▸ Problem to work on: Copy every line in which the string "text" occurs.

▸ Records shown:
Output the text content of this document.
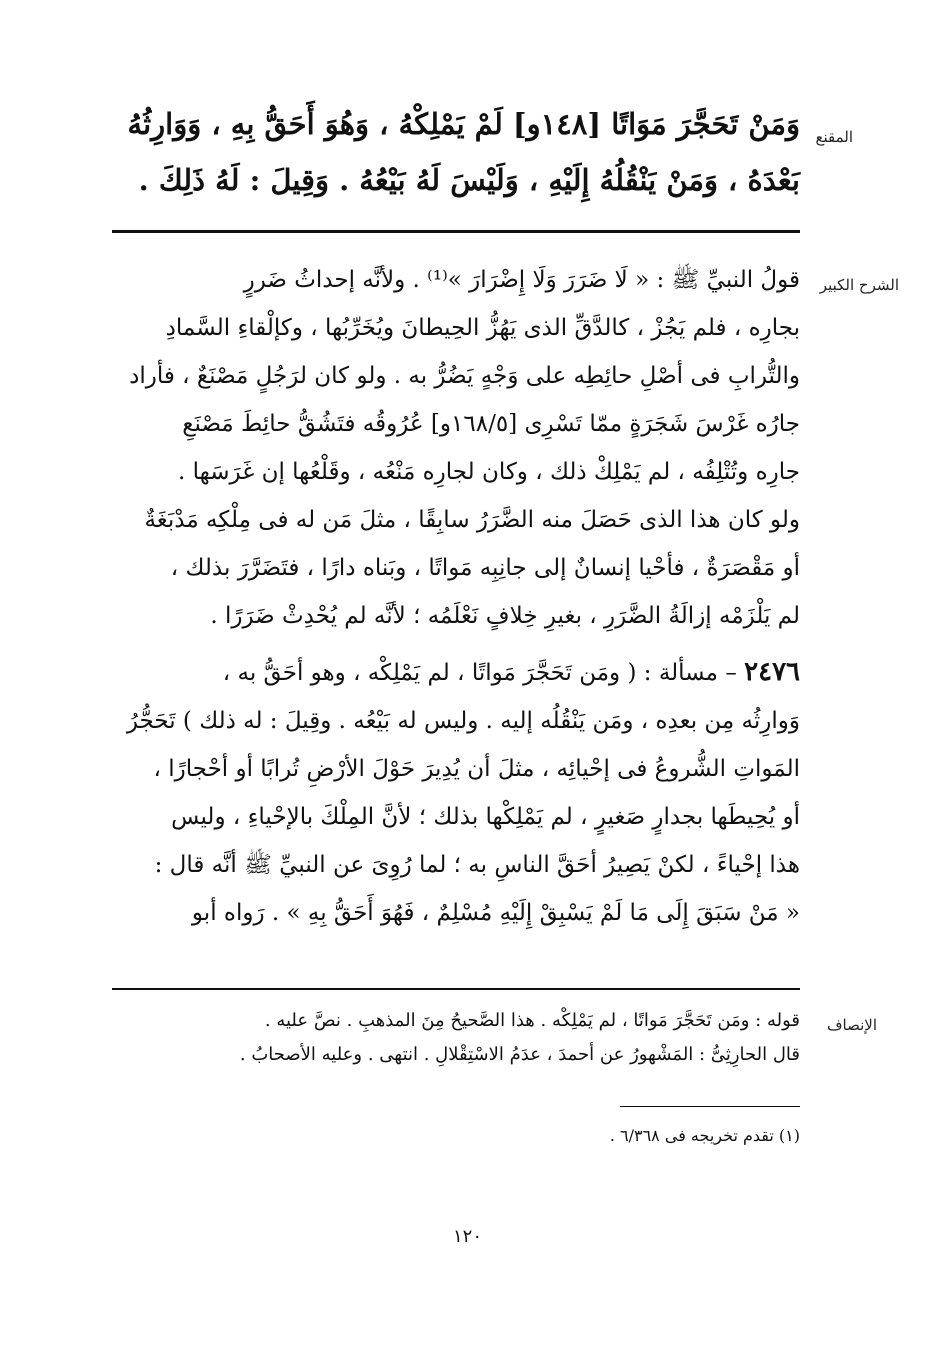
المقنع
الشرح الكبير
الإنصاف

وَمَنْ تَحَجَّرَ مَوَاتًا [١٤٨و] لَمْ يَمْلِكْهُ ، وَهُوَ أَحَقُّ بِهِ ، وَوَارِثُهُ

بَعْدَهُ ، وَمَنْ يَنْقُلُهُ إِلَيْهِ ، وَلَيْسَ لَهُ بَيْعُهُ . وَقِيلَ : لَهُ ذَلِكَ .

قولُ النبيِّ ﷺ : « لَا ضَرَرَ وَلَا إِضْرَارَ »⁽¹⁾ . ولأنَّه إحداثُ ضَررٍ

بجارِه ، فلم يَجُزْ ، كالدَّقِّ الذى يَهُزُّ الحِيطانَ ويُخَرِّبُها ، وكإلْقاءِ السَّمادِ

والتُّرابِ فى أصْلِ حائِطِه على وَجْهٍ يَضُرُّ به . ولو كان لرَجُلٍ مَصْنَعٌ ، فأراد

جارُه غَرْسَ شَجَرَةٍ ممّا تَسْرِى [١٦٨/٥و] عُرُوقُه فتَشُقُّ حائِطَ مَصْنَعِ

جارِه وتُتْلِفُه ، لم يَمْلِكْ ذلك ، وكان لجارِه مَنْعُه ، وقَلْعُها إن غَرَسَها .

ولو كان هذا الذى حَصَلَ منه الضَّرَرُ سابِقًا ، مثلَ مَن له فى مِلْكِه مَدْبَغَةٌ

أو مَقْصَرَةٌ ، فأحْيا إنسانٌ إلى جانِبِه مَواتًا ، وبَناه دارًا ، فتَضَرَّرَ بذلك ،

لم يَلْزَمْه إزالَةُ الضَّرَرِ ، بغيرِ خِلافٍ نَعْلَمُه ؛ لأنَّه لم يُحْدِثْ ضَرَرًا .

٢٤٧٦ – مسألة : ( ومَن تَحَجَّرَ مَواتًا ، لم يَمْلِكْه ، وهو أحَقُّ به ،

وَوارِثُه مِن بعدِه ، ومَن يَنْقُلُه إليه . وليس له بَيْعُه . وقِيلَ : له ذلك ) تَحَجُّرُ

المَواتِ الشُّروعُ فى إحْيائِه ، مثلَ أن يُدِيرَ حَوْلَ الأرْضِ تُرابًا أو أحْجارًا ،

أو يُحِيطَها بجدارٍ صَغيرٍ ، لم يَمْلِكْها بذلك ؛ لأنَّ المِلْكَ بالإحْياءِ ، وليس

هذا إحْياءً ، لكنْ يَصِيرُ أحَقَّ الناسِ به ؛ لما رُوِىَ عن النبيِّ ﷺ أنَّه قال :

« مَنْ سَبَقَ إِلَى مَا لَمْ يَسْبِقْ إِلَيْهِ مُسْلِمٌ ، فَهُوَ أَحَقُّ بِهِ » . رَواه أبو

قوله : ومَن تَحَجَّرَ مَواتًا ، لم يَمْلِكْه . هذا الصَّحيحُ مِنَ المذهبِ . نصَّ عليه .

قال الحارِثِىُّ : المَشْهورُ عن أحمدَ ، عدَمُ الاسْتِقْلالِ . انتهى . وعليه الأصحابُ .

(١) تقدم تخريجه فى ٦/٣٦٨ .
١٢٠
==
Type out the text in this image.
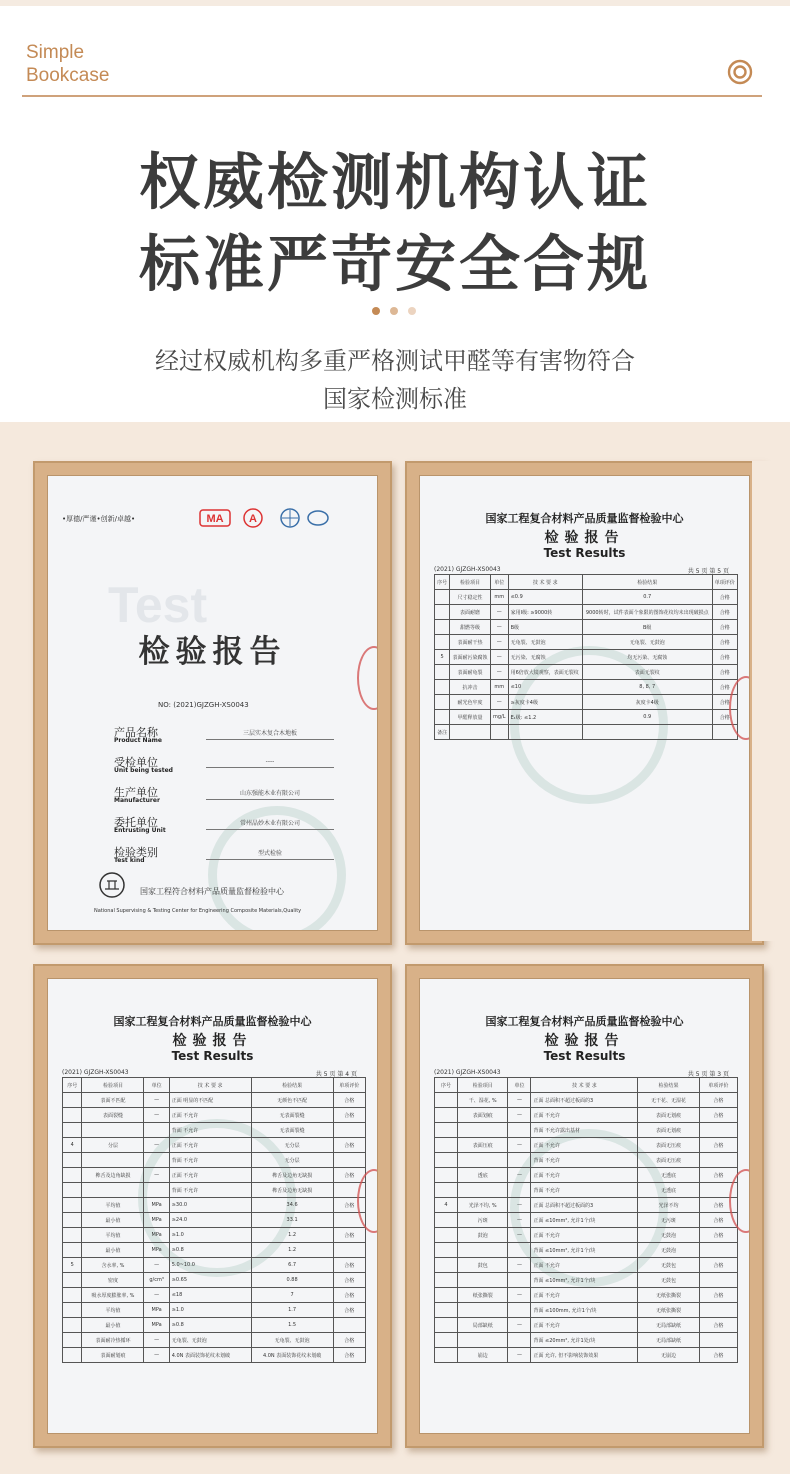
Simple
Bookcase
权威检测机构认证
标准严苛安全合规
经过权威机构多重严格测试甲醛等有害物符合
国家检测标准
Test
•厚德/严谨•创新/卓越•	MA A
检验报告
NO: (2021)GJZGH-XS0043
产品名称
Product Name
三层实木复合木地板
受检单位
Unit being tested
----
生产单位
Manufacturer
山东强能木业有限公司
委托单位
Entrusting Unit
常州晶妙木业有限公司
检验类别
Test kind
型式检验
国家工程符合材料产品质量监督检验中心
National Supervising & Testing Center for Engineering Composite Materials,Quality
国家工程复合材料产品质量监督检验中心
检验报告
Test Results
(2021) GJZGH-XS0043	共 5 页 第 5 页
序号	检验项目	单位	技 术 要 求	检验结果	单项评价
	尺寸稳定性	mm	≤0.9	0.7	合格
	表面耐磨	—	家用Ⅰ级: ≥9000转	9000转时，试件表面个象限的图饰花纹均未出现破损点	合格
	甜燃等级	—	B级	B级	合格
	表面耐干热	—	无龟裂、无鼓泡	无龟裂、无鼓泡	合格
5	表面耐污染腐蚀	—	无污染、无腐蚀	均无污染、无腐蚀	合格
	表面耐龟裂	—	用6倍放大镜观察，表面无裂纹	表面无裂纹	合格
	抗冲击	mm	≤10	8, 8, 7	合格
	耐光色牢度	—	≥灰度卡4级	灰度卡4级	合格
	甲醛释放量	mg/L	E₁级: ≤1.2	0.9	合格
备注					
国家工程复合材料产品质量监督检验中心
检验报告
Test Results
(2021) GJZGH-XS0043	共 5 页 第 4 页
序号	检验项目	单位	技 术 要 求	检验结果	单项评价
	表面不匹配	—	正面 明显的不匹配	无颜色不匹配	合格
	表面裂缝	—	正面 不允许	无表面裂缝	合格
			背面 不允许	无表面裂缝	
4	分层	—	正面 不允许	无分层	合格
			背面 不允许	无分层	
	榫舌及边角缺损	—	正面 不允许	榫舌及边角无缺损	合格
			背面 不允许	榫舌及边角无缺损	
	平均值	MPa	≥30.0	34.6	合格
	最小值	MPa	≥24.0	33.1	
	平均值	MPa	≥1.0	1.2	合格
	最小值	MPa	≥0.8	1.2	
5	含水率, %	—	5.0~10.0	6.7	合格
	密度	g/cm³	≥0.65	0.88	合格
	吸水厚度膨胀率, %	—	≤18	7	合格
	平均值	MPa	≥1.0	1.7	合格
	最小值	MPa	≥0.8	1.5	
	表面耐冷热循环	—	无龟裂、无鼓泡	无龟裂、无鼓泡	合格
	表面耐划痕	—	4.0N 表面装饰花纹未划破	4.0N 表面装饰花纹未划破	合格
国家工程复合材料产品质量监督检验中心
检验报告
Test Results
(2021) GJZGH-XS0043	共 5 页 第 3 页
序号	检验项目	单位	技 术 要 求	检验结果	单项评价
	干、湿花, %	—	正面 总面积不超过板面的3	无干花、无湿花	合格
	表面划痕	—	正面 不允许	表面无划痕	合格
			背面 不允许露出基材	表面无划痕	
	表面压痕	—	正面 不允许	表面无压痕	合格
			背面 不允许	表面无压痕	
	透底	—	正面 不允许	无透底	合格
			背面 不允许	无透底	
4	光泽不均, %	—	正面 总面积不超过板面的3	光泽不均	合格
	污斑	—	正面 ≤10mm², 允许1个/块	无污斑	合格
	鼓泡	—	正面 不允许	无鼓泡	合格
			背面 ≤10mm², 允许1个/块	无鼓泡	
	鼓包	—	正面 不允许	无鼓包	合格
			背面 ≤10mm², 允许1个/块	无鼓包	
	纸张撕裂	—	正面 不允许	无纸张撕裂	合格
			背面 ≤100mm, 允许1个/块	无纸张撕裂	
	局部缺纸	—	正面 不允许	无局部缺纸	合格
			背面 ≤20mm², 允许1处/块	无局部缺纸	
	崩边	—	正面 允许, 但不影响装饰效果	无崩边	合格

▸ Output for this task:
Output the text content of this document.
Type out the text in this image.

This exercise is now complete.